The problem:
Output all of the entries below precisely as written.

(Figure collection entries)
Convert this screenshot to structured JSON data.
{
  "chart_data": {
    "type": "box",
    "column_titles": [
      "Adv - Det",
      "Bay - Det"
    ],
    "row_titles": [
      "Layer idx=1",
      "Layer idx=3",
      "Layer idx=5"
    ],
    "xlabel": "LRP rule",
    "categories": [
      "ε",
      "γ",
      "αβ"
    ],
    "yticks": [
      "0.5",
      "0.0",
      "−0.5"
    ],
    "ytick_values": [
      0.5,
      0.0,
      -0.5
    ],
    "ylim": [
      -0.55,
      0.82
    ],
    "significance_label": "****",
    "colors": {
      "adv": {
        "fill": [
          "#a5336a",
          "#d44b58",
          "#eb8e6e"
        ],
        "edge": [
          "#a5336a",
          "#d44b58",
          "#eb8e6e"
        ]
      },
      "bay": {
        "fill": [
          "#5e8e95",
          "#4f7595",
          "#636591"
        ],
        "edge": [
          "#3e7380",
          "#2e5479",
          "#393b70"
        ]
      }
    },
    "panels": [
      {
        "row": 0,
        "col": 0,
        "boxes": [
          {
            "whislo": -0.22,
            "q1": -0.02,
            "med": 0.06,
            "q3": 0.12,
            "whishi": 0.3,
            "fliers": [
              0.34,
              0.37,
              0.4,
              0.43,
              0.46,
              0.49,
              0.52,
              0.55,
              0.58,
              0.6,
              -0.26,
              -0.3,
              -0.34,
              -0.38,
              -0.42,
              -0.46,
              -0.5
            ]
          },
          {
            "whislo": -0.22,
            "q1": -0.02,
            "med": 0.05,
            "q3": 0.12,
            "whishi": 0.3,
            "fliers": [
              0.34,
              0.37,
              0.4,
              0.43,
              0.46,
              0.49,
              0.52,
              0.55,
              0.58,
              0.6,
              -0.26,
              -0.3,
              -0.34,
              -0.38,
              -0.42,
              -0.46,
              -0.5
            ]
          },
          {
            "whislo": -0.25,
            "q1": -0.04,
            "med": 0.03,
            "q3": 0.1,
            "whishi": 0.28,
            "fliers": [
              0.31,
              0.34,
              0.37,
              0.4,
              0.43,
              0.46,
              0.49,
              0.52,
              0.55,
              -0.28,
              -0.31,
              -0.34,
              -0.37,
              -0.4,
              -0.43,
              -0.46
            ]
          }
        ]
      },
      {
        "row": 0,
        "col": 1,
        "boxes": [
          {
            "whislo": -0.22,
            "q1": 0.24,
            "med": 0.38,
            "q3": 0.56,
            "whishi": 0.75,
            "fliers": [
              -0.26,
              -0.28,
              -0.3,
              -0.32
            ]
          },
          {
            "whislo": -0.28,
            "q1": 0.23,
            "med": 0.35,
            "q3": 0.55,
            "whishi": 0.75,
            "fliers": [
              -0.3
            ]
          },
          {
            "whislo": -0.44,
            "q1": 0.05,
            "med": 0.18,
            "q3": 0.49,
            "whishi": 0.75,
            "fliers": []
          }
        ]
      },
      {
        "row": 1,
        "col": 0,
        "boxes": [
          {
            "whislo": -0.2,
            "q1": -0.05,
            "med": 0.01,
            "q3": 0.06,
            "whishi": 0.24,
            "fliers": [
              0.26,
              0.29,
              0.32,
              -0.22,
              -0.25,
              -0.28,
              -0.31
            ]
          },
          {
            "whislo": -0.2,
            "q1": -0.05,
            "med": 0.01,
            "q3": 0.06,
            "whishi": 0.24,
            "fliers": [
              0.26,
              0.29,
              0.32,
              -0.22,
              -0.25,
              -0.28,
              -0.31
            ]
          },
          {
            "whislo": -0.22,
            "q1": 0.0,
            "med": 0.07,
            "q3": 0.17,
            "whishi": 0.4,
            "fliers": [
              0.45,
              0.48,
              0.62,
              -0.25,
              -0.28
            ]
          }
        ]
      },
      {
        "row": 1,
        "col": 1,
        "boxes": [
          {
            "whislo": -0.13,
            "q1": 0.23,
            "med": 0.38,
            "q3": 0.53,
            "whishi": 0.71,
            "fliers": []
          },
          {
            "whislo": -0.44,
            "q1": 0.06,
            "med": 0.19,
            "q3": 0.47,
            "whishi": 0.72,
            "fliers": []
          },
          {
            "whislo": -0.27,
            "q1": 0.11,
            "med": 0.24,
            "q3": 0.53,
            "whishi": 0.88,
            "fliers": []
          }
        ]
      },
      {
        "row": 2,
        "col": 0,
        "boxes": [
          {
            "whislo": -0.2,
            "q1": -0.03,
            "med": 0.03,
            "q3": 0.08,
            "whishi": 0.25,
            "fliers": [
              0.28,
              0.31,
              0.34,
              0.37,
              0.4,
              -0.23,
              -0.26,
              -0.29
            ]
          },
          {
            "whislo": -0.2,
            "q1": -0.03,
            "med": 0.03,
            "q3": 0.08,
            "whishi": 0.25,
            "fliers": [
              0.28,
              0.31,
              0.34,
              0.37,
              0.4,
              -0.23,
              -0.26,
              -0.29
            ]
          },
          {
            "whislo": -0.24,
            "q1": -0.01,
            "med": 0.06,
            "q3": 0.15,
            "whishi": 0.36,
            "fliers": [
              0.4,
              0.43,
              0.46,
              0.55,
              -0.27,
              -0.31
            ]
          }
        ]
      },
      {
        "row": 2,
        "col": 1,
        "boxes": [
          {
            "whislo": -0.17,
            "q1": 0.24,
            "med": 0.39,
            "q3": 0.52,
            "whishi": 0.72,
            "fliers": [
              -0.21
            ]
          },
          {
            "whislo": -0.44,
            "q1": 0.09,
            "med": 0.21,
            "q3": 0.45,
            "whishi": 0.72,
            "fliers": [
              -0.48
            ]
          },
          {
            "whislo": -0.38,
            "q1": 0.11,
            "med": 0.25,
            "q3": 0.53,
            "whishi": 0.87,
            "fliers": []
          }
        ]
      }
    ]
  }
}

Answer for this exercise:
Convert this screenshot to structured JSON data.
{
  "chart_data": {
    "type": "box",
    "column_titles": [
      "Adv - Det",
      "Bay - Det"
    ],
    "row_titles": [
      "Layer idx=1",
      "Layer idx=3",
      "Layer idx=5"
    ],
    "xlabel": "LRP rule",
    "categories": [
      "ε",
      "γ",
      "αβ"
    ],
    "yticks": [
      "0.5",
      "0.0",
      "−0.5"
    ],
    "ytick_values": [
      0.5,
      0.0,
      -0.5
    ],
    "ylim": [
      -0.55,
      0.82
    ],
    "significance_label": "****",
    "colors": {
      "adv": {
        "fill": [
          "#a5336a",
          "#d44b58",
          "#eb8e6e"
        ],
        "edge": [
          "#a5336a",
          "#d44b58",
          "#eb8e6e"
        ]
      },
      "bay": {
        "fill": [
          "#5e8e95",
          "#4f7595",
          "#636591"
        ],
        "edge": [
          "#3e7380",
          "#2e5479",
          "#393b70"
        ]
      }
    },
    "panels": [
      {
        "row": 0,
        "col": 0,
        "boxes": [
          {
            "whislo": -0.22,
            "q1": -0.02,
            "med": 0.06,
            "q3": 0.12,
            "whishi": 0.3,
            "fliers": [
              0.34,
              0.37,
              0.4,
              0.43,
              0.46,
              0.49,
              0.52,
              0.55,
              0.58,
              0.6,
              -0.26,
              -0.3,
              -0.34,
              -0.38,
              -0.42,
              -0.46,
              -0.5
            ]
          },
          {
            "whislo": -0.22,
            "q1": -0.02,
            "med": 0.05,
            "q3": 0.12,
            "whishi": 0.3,
            "fliers": [
              0.34,
              0.37,
              0.4,
              0.43,
              0.46,
              0.49,
              0.52,
              0.55,
              0.58,
              0.6,
              -0.26,
              -0.3,
              -0.34,
              -0.38,
              -0.42,
              -0.46,
              -0.5
            ]
          },
          {
            "whislo": -0.25,
            "q1": -0.04,
            "med": 0.03,
            "q3": 0.1,
            "whishi": 0.28,
            "fliers": [
              0.31,
              0.34,
              0.37,
              0.4,
              0.43,
              0.46,
              0.49,
              0.52,
              0.55,
              -0.28,
              -0.31,
              -0.34,
              -0.37,
              -0.4,
              -0.43,
              -0.46
            ]
          }
        ]
      },
      {
        "row": 0,
        "col": 1,
        "boxes": [
          {
            "whislo": -0.22,
            "q1": 0.24,
            "med": 0.38,
            "q3": 0.56,
            "whishi": 0.75,
            "fliers": [
              -0.26,
              -0.28,
              -0.3,
              -0.32
            ]
          },
          {
            "whislo": -0.28,
            "q1": 0.23,
            "med": 0.35,
            "q3": 0.55,
            "whishi": 0.75,
            "fliers": [
              -0.3
            ]
          },
          {
            "whislo": -0.44,
            "q1": 0.05,
            "med": 0.18,
            "q3": 0.49,
            "whishi": 0.75,
            "fliers": []
          }
        ]
      },
      {
        "row": 1,
        "col": 0,
        "boxes": [
          {
            "whislo": -0.2,
            "q1": -0.05,
            "med": 0.01,
            "q3": 0.06,
            "whishi": 0.24,
            "fliers": [
              0.26,
              0.29,
              0.32,
              -0.22,
              -0.25,
              -0.28,
              -0.31
            ]
          },
          {
            "whislo": -0.2,
            "q1": -0.05,
            "med": 0.01,
            "q3": 0.06,
            "whishi": 0.24,
            "fliers": [
              0.26,
              0.29,
              0.32,
              -0.22,
              -0.25,
              -0.28,
              -0.31
            ]
          },
          {
            "whislo": -0.22,
            "q1": 0.0,
            "med": 0.07,
            "q3": 0.17,
            "whishi": 0.4,
            "fliers": [
              0.45,
              0.48,
              0.62,
              -0.25,
              -0.28
            ]
          }
        ]
      },
      {
        "row": 1,
        "col": 1,
        "boxes": [
          {
            "whislo": -0.13,
            "q1": 0.23,
            "med": 0.38,
            "q3": 0.53,
            "whishi": 0.71,
            "fliers": []
          },
          {
            "whislo": -0.44,
            "q1": 0.06,
            "med": 0.19,
            "q3": 0.47,
            "whishi": 0.72,
            "fliers": []
          },
          {
            "whislo": -0.27,
            "q1": 0.11,
            "med": 0.24,
            "q3": 0.53,
            "whishi": 0.88,
            "fliers": []
          }
        ]
      },
      {
        "row": 2,
        "col": 0,
        "boxes": [
          {
            "whislo": -0.2,
            "q1": -0.03,
            "med": 0.03,
            "q3": 0.08,
            "whishi": 0.25,
            "fliers": [
              0.28,
              0.31,
              0.34,
              0.37,
              0.4,
              -0.23,
              -0.26,
              -0.29
            ]
          },
          {
            "whislo": -0.2,
            "q1": -0.03,
            "med": 0.03,
            "q3": 0.08,
            "whishi": 0.25,
            "fliers": [
              0.28,
              0.31,
              0.34,
              0.37,
              0.4,
              -0.23,
              -0.26,
              -0.29
            ]
          },
          {
            "whislo": -0.24,
            "q1": -0.01,
            "med": 0.06,
            "q3": 0.15,
            "whishi": 0.36,
            "fliers": [
              0.4,
              0.43,
              0.46,
              0.55,
              -0.27,
              -0.31
            ]
          }
        ]
      },
      {
        "row": 2,
        "col": 1,
        "boxes": [
          {
            "whislo": -0.17,
            "q1": 0.24,
            "med": 0.39,
            "q3": 0.52,
            "whishi": 0.72,
            "fliers": [
              -0.21
            ]
          },
          {
            "whislo": -0.44,
            "q1": 0.09,
            "med": 0.21,
            "q3": 0.45,
            "whishi": 0.72,
            "fliers": [
              -0.48
            ]
          },
          {
            "whislo": -0.38,
            "q1": 0.11,
            "med": 0.25,
            "q3": 0.53,
            "whishi": 0.87,
            "fliers": []
          }
        ]
      }
    ]
  }
}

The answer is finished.